● Set problem
Copy out each line that includes the word "when".

● Provided records
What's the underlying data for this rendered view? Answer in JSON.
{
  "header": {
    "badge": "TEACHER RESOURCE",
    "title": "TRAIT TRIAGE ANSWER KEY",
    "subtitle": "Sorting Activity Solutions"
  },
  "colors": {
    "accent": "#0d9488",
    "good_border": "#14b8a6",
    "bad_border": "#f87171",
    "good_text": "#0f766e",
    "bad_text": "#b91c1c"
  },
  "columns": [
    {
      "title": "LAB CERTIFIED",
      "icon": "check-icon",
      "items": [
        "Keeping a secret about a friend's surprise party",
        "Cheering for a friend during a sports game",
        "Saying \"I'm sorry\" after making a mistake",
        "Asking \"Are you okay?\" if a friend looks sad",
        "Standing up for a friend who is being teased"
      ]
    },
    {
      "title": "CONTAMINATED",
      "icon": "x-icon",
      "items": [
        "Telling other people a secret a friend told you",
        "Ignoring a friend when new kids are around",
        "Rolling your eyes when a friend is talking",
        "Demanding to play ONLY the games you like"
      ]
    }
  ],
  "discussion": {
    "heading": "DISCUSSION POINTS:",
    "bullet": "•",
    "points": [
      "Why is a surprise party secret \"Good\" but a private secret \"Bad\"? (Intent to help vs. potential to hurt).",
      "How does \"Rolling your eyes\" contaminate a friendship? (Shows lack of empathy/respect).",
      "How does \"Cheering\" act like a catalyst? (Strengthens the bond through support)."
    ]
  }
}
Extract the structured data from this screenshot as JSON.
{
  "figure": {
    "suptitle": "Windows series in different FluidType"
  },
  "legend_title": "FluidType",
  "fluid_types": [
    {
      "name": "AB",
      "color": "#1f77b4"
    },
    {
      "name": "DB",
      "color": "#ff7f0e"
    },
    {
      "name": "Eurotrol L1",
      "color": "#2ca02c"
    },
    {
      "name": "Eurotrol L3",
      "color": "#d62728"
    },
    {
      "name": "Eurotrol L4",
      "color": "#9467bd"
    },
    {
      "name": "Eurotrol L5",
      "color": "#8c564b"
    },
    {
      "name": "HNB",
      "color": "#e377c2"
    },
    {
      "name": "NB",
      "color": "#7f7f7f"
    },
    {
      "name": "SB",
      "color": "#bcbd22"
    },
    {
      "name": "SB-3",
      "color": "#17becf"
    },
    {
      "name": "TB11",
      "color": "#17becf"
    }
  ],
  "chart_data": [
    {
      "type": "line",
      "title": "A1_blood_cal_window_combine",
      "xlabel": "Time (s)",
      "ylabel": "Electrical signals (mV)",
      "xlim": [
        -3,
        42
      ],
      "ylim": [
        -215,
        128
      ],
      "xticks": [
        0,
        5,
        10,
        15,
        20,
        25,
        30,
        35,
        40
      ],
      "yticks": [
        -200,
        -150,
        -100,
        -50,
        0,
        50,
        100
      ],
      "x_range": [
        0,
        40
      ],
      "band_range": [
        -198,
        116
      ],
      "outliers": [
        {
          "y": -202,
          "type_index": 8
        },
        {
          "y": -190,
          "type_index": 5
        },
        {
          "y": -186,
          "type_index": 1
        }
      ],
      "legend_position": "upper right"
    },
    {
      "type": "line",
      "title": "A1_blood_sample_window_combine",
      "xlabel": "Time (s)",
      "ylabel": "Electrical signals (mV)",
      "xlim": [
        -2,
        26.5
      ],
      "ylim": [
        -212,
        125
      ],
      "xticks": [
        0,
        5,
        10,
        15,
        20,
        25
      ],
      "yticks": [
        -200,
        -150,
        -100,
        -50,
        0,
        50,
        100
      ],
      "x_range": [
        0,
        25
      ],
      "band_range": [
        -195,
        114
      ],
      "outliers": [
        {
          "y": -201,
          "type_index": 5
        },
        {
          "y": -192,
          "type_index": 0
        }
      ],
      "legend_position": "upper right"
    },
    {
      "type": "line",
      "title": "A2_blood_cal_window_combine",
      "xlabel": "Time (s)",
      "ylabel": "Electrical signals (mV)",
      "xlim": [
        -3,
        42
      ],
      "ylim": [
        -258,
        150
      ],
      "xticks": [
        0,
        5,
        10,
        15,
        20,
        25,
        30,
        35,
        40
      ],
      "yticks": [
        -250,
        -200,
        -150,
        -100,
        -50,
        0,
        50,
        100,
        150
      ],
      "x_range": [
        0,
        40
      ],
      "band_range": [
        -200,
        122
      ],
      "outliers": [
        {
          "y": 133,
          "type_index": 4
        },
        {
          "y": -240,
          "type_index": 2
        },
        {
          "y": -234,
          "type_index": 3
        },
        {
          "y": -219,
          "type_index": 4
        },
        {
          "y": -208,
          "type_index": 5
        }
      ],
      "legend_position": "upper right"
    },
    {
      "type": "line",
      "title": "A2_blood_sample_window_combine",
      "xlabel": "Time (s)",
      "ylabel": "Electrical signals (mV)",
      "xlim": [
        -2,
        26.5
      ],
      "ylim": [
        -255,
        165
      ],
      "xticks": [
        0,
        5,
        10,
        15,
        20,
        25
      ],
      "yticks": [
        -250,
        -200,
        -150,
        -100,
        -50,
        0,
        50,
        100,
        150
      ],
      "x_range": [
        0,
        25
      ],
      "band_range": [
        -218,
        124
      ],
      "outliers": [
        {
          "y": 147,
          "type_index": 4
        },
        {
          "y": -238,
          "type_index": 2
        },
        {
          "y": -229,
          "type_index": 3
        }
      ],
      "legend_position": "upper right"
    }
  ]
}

● Result below
        "Ignoring a friend when new kids are around",
        "Rolling your eyes when a friend is talking",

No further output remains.